(What the task asks): Search the material below for the string "SPEI" and extract each line that has it.

------ Material provided ------

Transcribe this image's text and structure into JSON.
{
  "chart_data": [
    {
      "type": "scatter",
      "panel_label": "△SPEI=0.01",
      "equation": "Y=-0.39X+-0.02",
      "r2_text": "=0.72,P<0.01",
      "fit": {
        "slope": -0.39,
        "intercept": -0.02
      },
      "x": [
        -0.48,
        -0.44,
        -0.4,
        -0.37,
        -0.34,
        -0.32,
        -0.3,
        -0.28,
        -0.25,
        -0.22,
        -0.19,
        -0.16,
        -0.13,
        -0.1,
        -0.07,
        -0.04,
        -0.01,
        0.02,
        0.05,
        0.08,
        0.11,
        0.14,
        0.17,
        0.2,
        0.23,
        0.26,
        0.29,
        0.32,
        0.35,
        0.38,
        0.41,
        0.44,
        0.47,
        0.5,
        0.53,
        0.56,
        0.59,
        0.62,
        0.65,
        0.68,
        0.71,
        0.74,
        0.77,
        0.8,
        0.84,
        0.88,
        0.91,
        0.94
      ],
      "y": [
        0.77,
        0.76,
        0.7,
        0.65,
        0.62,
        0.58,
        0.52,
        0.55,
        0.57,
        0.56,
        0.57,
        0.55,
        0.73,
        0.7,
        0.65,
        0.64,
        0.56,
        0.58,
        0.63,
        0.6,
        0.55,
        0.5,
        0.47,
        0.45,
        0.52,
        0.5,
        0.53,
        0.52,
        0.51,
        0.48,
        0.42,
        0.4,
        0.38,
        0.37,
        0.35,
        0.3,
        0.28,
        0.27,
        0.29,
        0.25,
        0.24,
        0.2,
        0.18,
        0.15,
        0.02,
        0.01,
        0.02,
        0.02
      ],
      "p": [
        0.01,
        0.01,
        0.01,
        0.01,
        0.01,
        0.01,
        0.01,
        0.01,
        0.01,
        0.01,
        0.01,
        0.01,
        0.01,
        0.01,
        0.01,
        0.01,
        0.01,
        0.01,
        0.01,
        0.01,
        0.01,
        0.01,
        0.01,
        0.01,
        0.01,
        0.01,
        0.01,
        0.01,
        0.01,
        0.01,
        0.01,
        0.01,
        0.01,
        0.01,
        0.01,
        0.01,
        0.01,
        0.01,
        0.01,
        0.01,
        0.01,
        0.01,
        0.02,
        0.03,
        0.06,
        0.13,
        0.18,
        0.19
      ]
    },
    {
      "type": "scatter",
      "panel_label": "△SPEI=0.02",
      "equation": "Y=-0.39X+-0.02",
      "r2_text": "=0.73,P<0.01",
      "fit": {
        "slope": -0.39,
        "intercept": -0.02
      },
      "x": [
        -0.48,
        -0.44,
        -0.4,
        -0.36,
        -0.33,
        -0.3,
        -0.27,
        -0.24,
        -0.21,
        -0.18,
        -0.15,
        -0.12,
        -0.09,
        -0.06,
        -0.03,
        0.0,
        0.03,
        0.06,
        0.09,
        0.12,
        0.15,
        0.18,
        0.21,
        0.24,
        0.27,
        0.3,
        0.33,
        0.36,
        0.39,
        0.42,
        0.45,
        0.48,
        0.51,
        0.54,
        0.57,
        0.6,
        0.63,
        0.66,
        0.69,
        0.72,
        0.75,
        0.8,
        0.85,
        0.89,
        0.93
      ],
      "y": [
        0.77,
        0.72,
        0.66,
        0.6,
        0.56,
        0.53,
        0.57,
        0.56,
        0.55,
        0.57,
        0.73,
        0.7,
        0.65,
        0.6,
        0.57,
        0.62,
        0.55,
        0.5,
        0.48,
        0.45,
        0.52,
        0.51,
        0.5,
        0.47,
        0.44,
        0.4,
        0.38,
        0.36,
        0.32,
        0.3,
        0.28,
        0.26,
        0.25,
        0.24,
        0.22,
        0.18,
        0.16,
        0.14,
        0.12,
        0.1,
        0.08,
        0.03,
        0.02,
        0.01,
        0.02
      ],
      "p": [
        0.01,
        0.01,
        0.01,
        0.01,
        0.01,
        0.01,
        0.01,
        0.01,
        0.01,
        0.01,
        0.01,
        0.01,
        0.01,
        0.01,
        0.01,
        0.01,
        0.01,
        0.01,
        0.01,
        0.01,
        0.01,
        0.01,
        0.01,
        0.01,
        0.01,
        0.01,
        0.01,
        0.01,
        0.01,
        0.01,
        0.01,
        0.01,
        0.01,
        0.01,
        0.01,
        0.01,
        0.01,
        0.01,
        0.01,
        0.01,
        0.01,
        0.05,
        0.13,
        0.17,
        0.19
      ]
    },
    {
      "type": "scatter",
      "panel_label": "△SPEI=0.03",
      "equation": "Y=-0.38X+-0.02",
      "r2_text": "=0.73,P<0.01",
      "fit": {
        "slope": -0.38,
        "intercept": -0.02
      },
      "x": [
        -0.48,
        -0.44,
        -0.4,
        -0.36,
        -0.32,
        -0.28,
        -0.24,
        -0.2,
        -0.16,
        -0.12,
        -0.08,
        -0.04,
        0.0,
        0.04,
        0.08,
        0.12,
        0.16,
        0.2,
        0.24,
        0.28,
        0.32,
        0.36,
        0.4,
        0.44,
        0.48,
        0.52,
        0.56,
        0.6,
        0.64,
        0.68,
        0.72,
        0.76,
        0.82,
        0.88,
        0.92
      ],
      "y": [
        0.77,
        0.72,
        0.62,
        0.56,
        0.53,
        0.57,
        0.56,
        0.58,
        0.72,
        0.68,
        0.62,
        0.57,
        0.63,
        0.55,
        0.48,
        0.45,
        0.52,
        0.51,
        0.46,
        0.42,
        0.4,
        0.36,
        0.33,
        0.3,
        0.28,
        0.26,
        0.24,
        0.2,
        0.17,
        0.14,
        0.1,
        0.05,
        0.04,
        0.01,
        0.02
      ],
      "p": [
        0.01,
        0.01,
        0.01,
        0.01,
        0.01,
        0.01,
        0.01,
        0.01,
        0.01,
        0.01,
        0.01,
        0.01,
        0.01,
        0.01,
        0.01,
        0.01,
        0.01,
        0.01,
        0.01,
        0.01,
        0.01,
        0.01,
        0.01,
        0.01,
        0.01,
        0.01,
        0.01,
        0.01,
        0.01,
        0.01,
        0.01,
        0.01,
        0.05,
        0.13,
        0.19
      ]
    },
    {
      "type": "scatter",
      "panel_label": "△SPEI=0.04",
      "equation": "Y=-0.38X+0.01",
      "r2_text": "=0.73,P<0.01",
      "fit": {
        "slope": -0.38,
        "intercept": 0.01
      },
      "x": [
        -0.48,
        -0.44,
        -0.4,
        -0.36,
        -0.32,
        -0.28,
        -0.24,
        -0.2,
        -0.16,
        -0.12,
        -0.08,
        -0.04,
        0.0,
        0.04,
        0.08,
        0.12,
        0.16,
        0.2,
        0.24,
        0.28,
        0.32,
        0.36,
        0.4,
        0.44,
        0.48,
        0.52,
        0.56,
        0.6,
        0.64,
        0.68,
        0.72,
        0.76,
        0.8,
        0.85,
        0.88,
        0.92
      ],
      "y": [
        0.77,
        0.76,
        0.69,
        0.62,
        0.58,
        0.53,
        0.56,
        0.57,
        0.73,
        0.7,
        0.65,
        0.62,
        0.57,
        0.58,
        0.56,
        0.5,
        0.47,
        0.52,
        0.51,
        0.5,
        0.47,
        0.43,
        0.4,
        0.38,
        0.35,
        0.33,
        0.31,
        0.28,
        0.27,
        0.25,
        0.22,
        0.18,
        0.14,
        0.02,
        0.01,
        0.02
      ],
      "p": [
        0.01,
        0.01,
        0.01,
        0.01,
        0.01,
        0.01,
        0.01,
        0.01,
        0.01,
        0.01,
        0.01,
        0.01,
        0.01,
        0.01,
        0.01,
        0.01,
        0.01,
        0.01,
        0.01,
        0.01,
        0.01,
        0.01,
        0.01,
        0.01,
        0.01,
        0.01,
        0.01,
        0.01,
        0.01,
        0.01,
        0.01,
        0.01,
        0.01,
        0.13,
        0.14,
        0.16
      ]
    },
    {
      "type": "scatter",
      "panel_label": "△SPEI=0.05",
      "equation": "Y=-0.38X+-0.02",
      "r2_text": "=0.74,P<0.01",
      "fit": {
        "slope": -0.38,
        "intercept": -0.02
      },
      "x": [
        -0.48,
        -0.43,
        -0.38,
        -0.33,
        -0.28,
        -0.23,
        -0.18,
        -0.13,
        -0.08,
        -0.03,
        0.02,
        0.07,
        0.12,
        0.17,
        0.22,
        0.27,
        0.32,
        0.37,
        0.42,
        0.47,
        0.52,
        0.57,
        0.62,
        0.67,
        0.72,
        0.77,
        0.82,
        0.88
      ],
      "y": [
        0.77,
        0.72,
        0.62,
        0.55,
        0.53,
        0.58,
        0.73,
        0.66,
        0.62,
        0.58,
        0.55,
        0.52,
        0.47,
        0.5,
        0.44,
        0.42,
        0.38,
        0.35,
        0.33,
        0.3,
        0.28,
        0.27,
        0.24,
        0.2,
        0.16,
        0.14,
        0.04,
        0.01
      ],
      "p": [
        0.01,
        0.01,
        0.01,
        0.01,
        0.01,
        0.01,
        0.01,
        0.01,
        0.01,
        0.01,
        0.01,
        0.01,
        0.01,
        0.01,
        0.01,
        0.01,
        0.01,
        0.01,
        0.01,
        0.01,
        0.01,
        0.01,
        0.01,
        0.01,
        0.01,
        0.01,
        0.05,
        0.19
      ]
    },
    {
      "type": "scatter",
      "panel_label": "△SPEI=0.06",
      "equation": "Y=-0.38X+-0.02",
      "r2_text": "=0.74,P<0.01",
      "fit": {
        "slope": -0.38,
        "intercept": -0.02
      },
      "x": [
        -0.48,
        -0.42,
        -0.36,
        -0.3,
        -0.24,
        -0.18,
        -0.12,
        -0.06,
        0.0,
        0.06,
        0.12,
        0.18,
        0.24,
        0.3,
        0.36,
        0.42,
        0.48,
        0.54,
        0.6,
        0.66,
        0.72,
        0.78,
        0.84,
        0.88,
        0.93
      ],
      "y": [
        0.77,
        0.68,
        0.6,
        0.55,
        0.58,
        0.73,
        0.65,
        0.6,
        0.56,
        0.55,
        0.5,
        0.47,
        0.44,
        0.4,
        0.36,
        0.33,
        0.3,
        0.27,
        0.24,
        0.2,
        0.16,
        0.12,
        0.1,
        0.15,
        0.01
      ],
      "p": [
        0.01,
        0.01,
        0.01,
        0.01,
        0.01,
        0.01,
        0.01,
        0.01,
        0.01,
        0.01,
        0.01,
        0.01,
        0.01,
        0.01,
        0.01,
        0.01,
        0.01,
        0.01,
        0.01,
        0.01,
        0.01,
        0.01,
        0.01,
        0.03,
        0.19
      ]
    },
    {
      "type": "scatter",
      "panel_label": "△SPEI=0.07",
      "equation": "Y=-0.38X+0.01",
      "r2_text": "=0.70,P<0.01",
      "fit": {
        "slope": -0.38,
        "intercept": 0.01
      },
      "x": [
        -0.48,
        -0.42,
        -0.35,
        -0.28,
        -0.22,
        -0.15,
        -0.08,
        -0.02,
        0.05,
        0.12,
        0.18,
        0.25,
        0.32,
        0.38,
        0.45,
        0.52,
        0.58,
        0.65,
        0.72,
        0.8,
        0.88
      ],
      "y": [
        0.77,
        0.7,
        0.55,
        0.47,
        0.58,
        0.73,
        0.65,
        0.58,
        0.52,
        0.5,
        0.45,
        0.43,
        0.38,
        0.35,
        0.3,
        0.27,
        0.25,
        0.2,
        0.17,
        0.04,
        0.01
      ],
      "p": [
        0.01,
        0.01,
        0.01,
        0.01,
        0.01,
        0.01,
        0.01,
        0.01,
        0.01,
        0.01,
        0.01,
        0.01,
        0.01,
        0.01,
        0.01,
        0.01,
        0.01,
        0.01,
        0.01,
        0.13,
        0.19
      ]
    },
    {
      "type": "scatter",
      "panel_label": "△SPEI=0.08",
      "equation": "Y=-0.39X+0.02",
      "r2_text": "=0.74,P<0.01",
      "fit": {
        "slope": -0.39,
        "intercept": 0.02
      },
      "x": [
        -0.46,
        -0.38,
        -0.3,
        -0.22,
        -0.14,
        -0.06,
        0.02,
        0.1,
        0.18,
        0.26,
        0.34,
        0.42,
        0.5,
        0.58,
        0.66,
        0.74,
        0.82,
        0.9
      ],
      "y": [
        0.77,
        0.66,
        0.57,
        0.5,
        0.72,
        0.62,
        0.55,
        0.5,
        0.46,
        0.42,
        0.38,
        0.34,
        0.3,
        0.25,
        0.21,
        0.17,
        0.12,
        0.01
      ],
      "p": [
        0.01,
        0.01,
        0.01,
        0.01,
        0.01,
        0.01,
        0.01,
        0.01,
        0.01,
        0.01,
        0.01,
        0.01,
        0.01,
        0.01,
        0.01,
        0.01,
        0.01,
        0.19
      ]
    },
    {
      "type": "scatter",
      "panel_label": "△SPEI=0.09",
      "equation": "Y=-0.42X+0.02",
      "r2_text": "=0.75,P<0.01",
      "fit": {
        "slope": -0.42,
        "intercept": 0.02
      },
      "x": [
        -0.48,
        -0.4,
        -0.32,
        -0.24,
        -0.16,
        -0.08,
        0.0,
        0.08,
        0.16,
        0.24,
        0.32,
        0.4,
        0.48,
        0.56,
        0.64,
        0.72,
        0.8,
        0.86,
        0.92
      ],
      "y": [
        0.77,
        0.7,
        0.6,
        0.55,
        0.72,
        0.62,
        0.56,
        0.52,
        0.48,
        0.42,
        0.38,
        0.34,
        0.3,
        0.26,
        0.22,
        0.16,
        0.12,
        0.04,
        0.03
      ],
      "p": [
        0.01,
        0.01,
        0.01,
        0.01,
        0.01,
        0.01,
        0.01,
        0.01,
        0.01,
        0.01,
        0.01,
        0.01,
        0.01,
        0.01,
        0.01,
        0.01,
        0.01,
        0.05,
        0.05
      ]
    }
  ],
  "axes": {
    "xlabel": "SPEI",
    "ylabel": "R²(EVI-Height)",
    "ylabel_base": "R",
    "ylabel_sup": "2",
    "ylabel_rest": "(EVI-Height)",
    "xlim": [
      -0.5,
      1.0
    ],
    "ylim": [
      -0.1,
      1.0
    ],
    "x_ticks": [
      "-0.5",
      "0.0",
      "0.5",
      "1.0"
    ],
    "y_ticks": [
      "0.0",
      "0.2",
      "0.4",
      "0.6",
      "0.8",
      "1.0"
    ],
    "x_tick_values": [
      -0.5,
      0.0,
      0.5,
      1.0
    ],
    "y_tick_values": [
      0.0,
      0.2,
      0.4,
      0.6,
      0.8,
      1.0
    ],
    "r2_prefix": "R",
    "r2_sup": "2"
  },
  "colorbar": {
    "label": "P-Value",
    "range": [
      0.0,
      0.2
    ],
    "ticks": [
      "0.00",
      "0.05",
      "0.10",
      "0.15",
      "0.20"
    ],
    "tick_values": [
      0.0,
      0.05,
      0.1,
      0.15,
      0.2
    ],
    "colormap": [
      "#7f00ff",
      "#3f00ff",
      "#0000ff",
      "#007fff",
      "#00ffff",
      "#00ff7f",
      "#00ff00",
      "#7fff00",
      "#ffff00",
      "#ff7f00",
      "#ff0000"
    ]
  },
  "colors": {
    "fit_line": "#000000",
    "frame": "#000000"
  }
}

------

(Finished task):
      "panel_label": "△SPEI=0.01",
      "panel_label": "△SPEI=0.02",
      "panel_label": "△SPEI=0.03",
      "panel_label": "△SPEI=0.04",
      "panel_label": "△SPEI=0.05",
      "panel_label": "△SPEI=0.06",
      "panel_label": "△SPEI=0.07",
      "panel_label": "△SPEI=0.08",
      "panel_label": "△SPEI=0.09",
    "xlabel": "SPEI",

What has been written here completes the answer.